Travail demandé — Dans le texte sur le statut des magistrats, quel organe doit, selon la HCC, garder son pouvoir de décision en matière disciplinaire ?

Statut des magistrats: l’AIN’T demande la révision de certaines dispositions

L’Alliance AIN’T (Aoka Izay Ny Tsima­timanota) réagit à la loi n°2026-003 portant réforme du statut des magistrats, après la décision n°10-HCC/D3 rendue par la Haute Cour constitutionnelle (HCC) le 8 juillet. Lors d’une conférence de presse à Ambo­hidahy, hier, elle a demandé la révision de certaines dispositions de la loi portant réforme du statut des magistrats. L’organisation pointe notamment celles relatives aux magistrats condamnés pour corruption et au port d’armes.
L’article 56, relatif aux magistrats con­damnés pour corruption, figure parmi les principales dispositions soulevées. Le texte prévoyait leur révocation immédiate. Mais, la HCC a écarté cette possibilité, estimant que le Conseil supérieur de la magistrature (CSM) doit conserver son pouvoir de décision en matière disciplinaire.

Entrées répertoriées —
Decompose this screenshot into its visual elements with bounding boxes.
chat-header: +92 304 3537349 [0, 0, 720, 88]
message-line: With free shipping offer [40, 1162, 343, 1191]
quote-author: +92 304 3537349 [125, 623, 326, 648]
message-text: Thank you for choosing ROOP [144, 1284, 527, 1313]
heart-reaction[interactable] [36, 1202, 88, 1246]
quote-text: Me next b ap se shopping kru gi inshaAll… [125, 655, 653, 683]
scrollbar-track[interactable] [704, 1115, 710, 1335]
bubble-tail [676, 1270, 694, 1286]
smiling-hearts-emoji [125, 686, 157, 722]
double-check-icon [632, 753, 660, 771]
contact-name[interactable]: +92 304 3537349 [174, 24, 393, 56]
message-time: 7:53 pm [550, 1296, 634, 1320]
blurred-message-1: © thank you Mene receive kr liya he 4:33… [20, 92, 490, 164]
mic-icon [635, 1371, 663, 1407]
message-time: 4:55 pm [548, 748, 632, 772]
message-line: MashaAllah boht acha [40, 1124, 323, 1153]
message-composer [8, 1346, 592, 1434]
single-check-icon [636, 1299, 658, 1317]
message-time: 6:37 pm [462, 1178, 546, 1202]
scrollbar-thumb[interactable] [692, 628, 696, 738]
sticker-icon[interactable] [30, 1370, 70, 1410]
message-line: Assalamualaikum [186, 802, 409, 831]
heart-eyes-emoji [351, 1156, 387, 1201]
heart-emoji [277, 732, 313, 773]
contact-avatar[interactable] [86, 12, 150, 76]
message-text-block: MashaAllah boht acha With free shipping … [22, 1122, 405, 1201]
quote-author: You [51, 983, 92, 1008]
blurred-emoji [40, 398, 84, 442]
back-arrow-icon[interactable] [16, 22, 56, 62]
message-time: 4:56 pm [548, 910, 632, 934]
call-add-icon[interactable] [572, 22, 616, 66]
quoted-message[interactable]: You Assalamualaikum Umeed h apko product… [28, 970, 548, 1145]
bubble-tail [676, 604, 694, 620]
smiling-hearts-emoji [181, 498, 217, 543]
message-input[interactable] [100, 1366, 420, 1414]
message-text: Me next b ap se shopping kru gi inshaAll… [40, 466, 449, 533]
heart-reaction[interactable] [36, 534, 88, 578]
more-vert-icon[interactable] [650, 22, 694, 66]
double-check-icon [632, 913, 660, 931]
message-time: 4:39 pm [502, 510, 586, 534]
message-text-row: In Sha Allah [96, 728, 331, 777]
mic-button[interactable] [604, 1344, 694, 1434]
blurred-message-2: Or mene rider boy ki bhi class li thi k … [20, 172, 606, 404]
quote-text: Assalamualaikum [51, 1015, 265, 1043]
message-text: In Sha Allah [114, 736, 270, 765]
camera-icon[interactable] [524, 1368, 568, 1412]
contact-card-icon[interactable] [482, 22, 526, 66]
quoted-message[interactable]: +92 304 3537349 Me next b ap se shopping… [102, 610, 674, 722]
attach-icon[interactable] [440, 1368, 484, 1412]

Solution du problème — Le Conseil supérieur de la magistrature (CSM).